▸ **Exercise details**
Count the lines below that contain the word "screenshot". Give only the number.

--- Dataset excerpts ---

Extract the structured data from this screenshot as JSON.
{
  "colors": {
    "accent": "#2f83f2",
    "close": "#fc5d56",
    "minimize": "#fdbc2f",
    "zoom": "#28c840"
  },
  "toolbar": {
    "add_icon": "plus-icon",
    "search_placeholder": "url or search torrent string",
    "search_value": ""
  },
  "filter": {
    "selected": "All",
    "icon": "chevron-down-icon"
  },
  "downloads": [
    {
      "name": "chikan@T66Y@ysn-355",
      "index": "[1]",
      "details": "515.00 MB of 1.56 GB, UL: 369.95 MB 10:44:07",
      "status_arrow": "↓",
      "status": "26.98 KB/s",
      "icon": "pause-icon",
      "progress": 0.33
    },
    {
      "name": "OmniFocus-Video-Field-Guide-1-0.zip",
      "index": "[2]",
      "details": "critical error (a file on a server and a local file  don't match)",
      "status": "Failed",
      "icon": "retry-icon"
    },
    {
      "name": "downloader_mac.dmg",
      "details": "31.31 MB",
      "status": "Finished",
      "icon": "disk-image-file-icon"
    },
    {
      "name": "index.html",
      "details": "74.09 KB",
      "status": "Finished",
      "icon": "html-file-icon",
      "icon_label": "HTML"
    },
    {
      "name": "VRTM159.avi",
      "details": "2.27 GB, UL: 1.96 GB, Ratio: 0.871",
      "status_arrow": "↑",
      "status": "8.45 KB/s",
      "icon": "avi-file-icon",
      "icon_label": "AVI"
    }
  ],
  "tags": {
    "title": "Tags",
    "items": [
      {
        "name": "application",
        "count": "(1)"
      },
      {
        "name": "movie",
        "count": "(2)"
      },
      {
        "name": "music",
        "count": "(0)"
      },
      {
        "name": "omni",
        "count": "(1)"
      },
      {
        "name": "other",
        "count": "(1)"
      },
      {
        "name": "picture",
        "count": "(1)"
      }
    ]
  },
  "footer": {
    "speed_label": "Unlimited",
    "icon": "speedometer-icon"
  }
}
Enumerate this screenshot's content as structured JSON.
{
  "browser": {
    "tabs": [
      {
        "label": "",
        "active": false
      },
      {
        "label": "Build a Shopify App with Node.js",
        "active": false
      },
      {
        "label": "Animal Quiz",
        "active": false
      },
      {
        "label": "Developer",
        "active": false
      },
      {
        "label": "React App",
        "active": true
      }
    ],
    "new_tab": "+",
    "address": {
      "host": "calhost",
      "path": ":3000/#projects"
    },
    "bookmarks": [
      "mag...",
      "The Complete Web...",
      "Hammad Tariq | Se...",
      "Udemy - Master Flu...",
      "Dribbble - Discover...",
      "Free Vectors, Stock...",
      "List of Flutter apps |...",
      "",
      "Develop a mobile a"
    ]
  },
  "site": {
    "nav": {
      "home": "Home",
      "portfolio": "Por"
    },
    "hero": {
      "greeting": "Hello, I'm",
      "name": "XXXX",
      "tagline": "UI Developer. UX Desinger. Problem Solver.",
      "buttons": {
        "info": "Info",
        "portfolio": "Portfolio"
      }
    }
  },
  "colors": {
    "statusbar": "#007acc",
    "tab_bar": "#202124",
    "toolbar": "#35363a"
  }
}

---

▸ **Solution to this task**
2